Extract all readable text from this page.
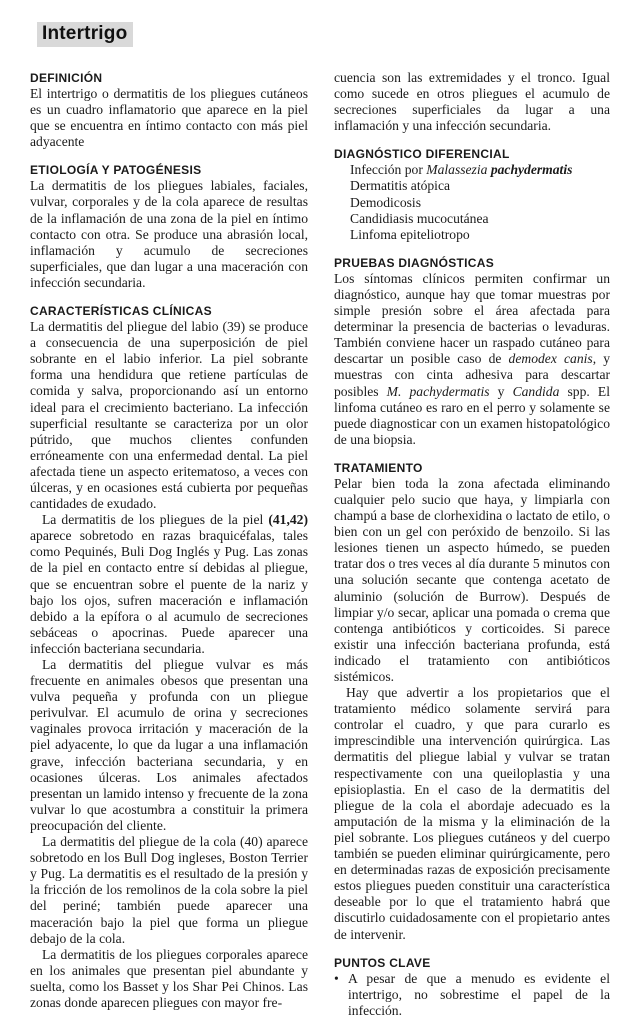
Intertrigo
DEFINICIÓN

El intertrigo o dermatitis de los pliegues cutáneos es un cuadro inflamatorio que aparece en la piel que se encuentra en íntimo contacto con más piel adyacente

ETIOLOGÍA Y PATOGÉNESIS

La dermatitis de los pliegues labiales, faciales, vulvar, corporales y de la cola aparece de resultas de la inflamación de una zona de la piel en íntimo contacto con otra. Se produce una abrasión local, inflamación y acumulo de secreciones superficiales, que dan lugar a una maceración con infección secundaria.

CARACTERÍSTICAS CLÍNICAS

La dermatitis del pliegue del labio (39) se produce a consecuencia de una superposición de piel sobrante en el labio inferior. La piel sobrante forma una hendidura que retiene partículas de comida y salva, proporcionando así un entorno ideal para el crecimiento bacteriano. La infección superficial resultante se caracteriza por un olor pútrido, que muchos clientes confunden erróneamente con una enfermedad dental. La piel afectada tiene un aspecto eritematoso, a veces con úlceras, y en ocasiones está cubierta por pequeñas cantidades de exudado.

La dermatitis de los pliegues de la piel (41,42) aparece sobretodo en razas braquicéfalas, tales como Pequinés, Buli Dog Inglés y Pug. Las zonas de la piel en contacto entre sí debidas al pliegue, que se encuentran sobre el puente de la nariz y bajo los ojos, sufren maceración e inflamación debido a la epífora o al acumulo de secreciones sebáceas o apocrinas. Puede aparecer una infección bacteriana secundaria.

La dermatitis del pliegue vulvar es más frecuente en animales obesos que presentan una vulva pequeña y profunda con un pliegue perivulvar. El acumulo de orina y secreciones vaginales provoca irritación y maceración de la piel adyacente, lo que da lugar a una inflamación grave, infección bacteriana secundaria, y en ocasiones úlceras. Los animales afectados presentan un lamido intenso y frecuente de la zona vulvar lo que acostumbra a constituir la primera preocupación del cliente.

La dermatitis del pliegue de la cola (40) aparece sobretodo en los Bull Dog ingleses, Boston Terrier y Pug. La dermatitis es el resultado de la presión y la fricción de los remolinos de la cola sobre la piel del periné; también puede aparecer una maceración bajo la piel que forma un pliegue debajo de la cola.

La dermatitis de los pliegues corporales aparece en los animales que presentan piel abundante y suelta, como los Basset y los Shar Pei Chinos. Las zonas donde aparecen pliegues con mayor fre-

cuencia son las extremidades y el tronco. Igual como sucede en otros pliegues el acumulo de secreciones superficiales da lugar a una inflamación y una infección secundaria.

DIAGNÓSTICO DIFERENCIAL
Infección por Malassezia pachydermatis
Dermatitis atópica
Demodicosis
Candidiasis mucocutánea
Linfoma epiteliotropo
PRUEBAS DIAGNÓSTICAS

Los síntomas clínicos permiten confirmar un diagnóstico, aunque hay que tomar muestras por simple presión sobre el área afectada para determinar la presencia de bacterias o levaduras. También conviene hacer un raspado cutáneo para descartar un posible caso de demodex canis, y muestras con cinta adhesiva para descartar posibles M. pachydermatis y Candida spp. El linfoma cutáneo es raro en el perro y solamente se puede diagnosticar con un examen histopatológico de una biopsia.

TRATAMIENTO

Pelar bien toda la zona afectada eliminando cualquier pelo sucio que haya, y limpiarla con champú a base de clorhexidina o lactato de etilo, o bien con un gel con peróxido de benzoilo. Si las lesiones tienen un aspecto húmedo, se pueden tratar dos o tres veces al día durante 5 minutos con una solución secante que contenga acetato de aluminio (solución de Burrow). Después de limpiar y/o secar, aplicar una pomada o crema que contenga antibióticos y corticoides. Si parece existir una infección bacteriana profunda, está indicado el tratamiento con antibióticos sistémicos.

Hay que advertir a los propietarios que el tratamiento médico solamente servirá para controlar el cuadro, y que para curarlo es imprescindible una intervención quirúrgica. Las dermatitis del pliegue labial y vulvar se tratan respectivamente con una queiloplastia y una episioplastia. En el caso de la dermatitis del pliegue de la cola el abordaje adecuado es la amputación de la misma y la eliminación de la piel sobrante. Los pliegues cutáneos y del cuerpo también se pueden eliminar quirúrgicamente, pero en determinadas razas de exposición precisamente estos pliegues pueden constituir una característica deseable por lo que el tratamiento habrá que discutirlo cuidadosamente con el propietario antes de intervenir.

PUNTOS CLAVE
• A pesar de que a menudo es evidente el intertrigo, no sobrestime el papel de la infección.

###

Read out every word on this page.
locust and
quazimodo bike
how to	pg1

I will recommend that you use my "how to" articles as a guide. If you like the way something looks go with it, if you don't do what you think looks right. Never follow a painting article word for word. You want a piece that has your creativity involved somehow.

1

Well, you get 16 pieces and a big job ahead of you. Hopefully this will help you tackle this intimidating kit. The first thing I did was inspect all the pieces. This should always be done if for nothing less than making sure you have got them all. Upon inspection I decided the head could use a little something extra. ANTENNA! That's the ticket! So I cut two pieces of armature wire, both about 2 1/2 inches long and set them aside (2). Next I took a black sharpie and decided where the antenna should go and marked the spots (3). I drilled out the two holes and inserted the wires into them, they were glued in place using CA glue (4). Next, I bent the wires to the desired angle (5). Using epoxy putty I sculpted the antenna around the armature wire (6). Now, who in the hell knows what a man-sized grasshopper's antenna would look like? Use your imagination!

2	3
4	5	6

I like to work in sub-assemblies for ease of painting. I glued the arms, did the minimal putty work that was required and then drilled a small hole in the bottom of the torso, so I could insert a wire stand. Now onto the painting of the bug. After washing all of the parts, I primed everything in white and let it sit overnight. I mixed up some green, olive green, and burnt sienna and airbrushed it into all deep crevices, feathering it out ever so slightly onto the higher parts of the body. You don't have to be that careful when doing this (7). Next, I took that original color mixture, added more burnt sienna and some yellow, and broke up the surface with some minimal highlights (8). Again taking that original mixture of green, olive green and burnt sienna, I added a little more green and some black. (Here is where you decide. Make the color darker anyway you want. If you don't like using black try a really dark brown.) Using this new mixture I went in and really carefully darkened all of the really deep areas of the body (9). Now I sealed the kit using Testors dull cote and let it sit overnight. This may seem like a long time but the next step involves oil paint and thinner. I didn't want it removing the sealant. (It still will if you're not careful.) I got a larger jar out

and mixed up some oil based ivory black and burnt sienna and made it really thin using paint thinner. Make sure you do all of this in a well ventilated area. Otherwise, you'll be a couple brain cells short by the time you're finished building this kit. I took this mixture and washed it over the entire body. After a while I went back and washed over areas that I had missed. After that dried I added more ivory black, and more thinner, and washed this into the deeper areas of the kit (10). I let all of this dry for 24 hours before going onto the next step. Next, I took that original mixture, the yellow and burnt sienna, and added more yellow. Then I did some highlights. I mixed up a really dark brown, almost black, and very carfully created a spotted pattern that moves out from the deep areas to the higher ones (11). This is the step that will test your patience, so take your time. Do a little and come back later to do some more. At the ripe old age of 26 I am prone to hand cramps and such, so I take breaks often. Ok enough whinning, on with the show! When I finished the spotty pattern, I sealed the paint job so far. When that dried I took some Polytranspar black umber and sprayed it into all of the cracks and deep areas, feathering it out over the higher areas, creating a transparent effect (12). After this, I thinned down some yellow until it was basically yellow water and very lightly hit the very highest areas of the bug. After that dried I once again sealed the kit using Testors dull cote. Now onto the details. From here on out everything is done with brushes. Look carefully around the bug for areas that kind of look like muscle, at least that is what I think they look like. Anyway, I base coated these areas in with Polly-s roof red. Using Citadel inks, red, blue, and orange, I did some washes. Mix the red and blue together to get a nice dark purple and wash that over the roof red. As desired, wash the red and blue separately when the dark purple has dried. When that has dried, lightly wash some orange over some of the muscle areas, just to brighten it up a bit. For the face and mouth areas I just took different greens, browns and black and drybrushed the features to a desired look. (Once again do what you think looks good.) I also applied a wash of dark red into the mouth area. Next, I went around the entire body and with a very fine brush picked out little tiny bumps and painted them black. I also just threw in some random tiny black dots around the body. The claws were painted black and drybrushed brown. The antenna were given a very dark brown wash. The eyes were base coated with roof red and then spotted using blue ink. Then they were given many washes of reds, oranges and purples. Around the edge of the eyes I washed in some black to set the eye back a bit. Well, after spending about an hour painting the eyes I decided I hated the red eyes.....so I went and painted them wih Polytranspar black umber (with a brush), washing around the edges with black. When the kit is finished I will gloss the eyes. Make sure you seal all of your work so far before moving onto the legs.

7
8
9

###

Work to be completed:
In the records above, locate every line with the string "word" and copy it.

Response to the task:
Read out every word on this page.
I will recommend that you use my "how to" articles as a guide. If you like the way something looks go with it, if you don't do what you think looks right. Never follow a painting article word for word. You want a piece that has your creativity involved somehow.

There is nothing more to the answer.